Direction: Return all the data below as it stands, minus the pictures.
▼
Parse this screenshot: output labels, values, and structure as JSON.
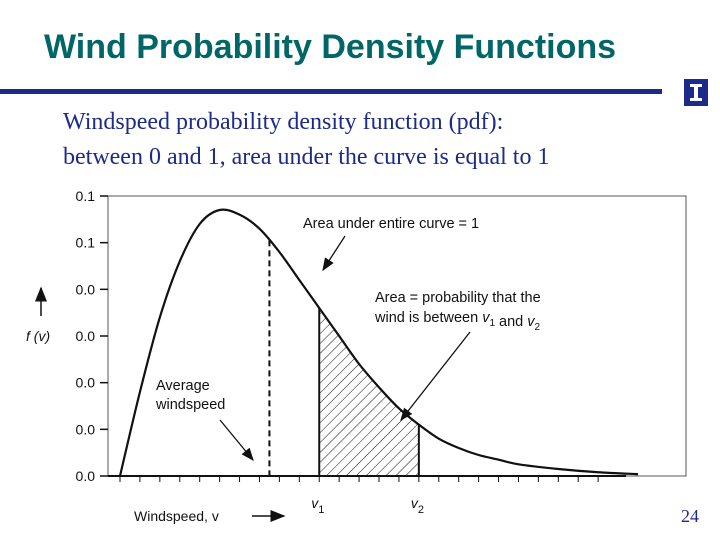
{
  "slide": {
    "title": "Wind Probability Density Functions",
    "body_line1": "Windspeed probability density function (pdf):",
    "body_line2": "between 0 and 1, area under the curve is equal to 1",
    "page_number": "24",
    "logo_icon": "university-block-i-logo",
    "title_color": "#006666",
    "accent_color": "#1c2a8a"
  },
  "chart_data": {
    "type": "line",
    "title": "",
    "xlabel": "Windspeed, v",
    "ylabel": "f (v)",
    "y_tick_labels": [
      "0.1",
      "0.1",
      "0.0",
      "0.0",
      "0.0",
      "0.0",
      "0.0"
    ],
    "x_tick_labels": [
      {
        "label": "v",
        "sub": "1"
      },
      {
        "label": "v",
        "sub": "2"
      }
    ],
    "grid": false,
    "series": [
      {
        "x": [
          0,
          1,
          2,
          3,
          4,
          5,
          6,
          7,
          8,
          9,
          10,
          11,
          12,
          13,
          14,
          15,
          16,
          17,
          18,
          19,
          20,
          22,
          24,
          26
        ],
        "values": [
          0,
          0.018,
          0.034,
          0.046,
          0.054,
          0.057,
          0.056,
          0.053,
          0.048,
          0.042,
          0.036,
          0.03,
          0.024,
          0.019,
          0.0145,
          0.011,
          0.008,
          0.006,
          0.0045,
          0.0035,
          0.0025,
          0.0015,
          0.0008,
          0.0004
        ]
      }
    ],
    "shaded_region": {
      "from": 10,
      "to": 15
    },
    "average_marker": 7.5,
    "annotations": {
      "area_total": "Area under entire curve = 1",
      "area_prob_line1": "Area = probability that the",
      "area_prob_pre": "wind is between ",
      "area_prob_mid": " and ",
      "v_label": "v",
      "v1_sub": "1",
      "v2_sub": "2",
      "average_line1": "Average",
      "average_line2": "windspeed"
    }
  }
}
▲
Written response:
Parse this screenshot: output labels, values, and structure as JSON.
{
  "slide": {
    "title": "Wind Probability Density Functions",
    "body_line1": "Windspeed probability density function (pdf):",
    "body_line2": "between 0 and 1, area under the curve is equal to 1",
    "page_number": "24",
    "logo_icon": "university-block-i-logo",
    "title_color": "#006666",
    "accent_color": "#1c2a8a"
  },
  "chart_data": {
    "type": "line",
    "title": "",
    "xlabel": "Windspeed, v",
    "ylabel": "f (v)",
    "y_tick_labels": [
      "0.1",
      "0.1",
      "0.0",
      "0.0",
      "0.0",
      "0.0",
      "0.0"
    ],
    "x_tick_labels": [
      {
        "label": "v",
        "sub": "1"
      },
      {
        "label": "v",
        "sub": "2"
      }
    ],
    "grid": false,
    "series": [
      {
        "x": [
          0,
          1,
          2,
          3,
          4,
          5,
          6,
          7,
          8,
          9,
          10,
          11,
          12,
          13,
          14,
          15,
          16,
          17,
          18,
          19,
          20,
          22,
          24,
          26
        ],
        "values": [
          0,
          0.018,
          0.034,
          0.046,
          0.054,
          0.057,
          0.056,
          0.053,
          0.048,
          0.042,
          0.036,
          0.03,
          0.024,
          0.019,
          0.0145,
          0.011,
          0.008,
          0.006,
          0.0045,
          0.0035,
          0.0025,
          0.0015,
          0.0008,
          0.0004
        ]
      }
    ],
    "shaded_region": {
      "from": 10,
      "to": 15
    },
    "average_marker": 7.5,
    "annotations": {
      "area_total": "Area under entire curve = 1",
      "area_prob_line1": "Area = probability that the",
      "area_prob_pre": "wind is between ",
      "area_prob_mid": " and ",
      "v_label": "v",
      "v1_sub": "1",
      "v2_sub": "2",
      "average_line1": "Average",
      "average_line2": "windspeed"
    }
  }
}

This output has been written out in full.